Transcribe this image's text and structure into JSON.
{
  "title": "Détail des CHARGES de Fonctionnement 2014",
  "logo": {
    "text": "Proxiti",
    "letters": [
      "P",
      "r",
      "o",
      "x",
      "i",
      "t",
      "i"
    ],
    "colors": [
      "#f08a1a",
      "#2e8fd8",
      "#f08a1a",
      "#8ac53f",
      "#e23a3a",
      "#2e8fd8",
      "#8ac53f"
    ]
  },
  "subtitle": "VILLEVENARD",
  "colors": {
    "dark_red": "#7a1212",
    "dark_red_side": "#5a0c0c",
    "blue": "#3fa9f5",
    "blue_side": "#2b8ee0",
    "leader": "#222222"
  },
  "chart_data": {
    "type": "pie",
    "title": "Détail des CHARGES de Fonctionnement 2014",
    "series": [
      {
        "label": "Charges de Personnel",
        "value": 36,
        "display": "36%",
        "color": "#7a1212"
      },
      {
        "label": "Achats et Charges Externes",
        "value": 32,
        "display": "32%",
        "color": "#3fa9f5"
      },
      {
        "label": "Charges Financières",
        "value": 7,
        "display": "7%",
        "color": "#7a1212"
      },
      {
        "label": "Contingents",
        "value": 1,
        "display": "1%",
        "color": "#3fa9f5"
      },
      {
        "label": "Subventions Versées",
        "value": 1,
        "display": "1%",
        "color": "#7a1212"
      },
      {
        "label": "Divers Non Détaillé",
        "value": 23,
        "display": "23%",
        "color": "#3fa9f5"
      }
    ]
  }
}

### Requirement
All records above must be set down exactly, please.

### Task solution
Transcribe this image's text and structure into JSON.
{
  "title": "Détail des CHARGES de Fonctionnement 2014",
  "logo": {
    "text": "Proxiti",
    "letters": [
      "P",
      "r",
      "o",
      "x",
      "i",
      "t",
      "i"
    ],
    "colors": [
      "#f08a1a",
      "#2e8fd8",
      "#f08a1a",
      "#8ac53f",
      "#e23a3a",
      "#2e8fd8",
      "#8ac53f"
    ]
  },
  "subtitle": "VILLEVENARD",
  "colors": {
    "dark_red": "#7a1212",
    "dark_red_side": "#5a0c0c",
    "blue": "#3fa9f5",
    "blue_side": "#2b8ee0",
    "leader": "#222222"
  },
  "chart_data": {
    "type": "pie",
    "title": "Détail des CHARGES de Fonctionnement 2014",
    "series": [
      {
        "label": "Charges de Personnel",
        "value": 36,
        "display": "36%",
        "color": "#7a1212"
      },
      {
        "label": "Achats et Charges Externes",
        "value": 32,
        "display": "32%",
        "color": "#3fa9f5"
      },
      {
        "label": "Charges Financières",
        "value": 7,
        "display": "7%",
        "color": "#7a1212"
      },
      {
        "label": "Contingents",
        "value": 1,
        "display": "1%",
        "color": "#3fa9f5"
      },
      {
        "label": "Subventions Versées",
        "value": 1,
        "display": "1%",
        "color": "#7a1212"
      },
      {
        "label": "Divers Non Détaillé",
        "value": 23,
        "display": "23%",
        "color": "#3fa9f5"
      }
    ]
  }
}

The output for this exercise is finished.